(Exercise objective): Your task is to repeat the lines below exactly, excluding any pictures they contain.

(Data shown):
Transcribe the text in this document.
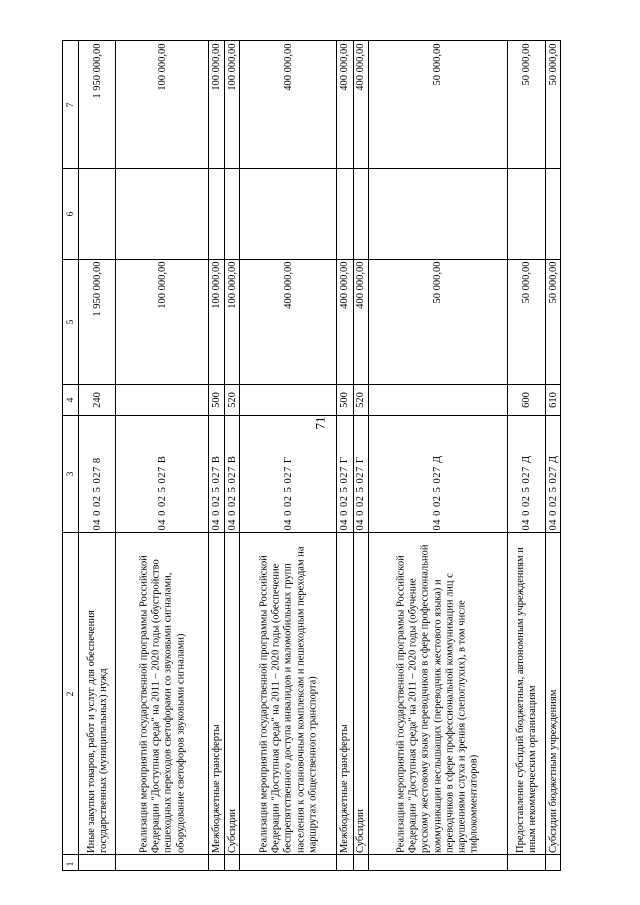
71
1
2
3
4
5
6
7
Иные закупки товаров, работ и услуг для обеспечения государственных (муниципальных) нужд
04 0 02 5 027 8
240
1 950 000,00
1 950 000,00
Реализация мероприятий государственной программы Российской Федерации "Доступная среда" на 2011 – 2020 годы (обустройство пешеходных переходов светофорами со звуковыми сигналами, оборудование светофоров звуковыми сигналами)
04 0 02 5 027 В
100 000,00
100 000,00
Межбюджетные трансферты
04 0 02 5 027 В
500
100 000,00
100 000,00
Субсидии
04 0 02 5 027 В
520
100 000,00
100 000,00
Реализация мероприятий государственной программы Российской Федерации "Доступная среда" на 2011 – 2020 годы (обеспечение беспрепятственного доступа инвалидов и маломобильных групп населения к остановочным комплексам и пешеходным переходам на маршрутах общественного транспорта)
04 0 02 5 027 Г
400 000,00
400 000,00
Межбюджетные трансферты
04 0 02 5 027 Г
500
400 000,00
400 000,00
Субсидии
04 0 02 5 027 Г
520
400 000,00
400 000,00
Реализация мероприятий государственной программы Российской Федерации "Доступная среда" на 2011 – 2020 годы (обучение русскому жестовому языку переводчиков в сфере профессиональной коммуникации неслышащих (переводчик жестового языка) и переводчиков в сфере профессиональной коммуникации лиц с нарушениями слуха и зрения (слепоглухих), в том числе тифлокомментаторов)
04 0 02 5 027 Д
50 000,00
50 000,00
Предоставление субсидий бюджетным, автономным учреждениям и иным некоммерческим организациям
04 0 02 5 027 Д
600
50 000,00
50 000,00
Субсидии бюджетным учреждениям
04 0 02 5 027 Д
610
50 000,00
50 000,00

(Task result):
Transcribe the text in this document.
71
1
2
3
4
5
6
7
Иные закупки товаров, работ и услуг для обеспечения государственных (муниципальных) нужд
04 0 02 5 027 8
240
1 950 000,00
1 950 000,00
Реализация мероприятий государственной программы Российской Федерации "Доступная среда" на 2011 – 2020 годы (обустройство пешеходных переходов светофорами со звуковыми сигналами, оборудование светофоров звуковыми сигналами)
04 0 02 5 027 В
100 000,00
100 000,00
Межбюджетные трансферты
04 0 02 5 027 В
500
100 000,00
100 000,00
Субсидии
04 0 02 5 027 В
520
100 000,00
100 000,00
Реализация мероприятий государственной программы Российской Федерации "Доступная среда" на 2011 – 2020 годы (обеспечение беспрепятственного доступа инвалидов и маломобильных групп населения к остановочным комплексам и пешеходным переходам на маршрутах общественного транспорта)
04 0 02 5 027 Г
400 000,00
400 000,00
Межбюджетные трансферты
04 0 02 5 027 Г
500
400 000,00
400 000,00
Субсидии
04 0 02 5 027 Г
520
400 000,00
400 000,00
Реализация мероприятий государственной программы Российской Федерации "Доступная среда" на 2011 – 2020 годы (обучение русскому жестовому языку переводчиков в сфере профессиональной коммуникации неслышащих (переводчик жестового языка) и переводчиков в сфере профессиональной коммуникации лиц с нарушениями слуха и зрения (слепоглухих), в том числе тифлокомментаторов)
04 0 02 5 027 Д
50 000,00
50 000,00
Предоставление субсидий бюджетным, автономным учреждениям и иным некоммерческим организациям
04 0 02 5 027 Д
600
50 000,00
50 000,00
Субсидии бюджетным учреждениям
04 0 02 5 027 Д
610
50 000,00
50 000,00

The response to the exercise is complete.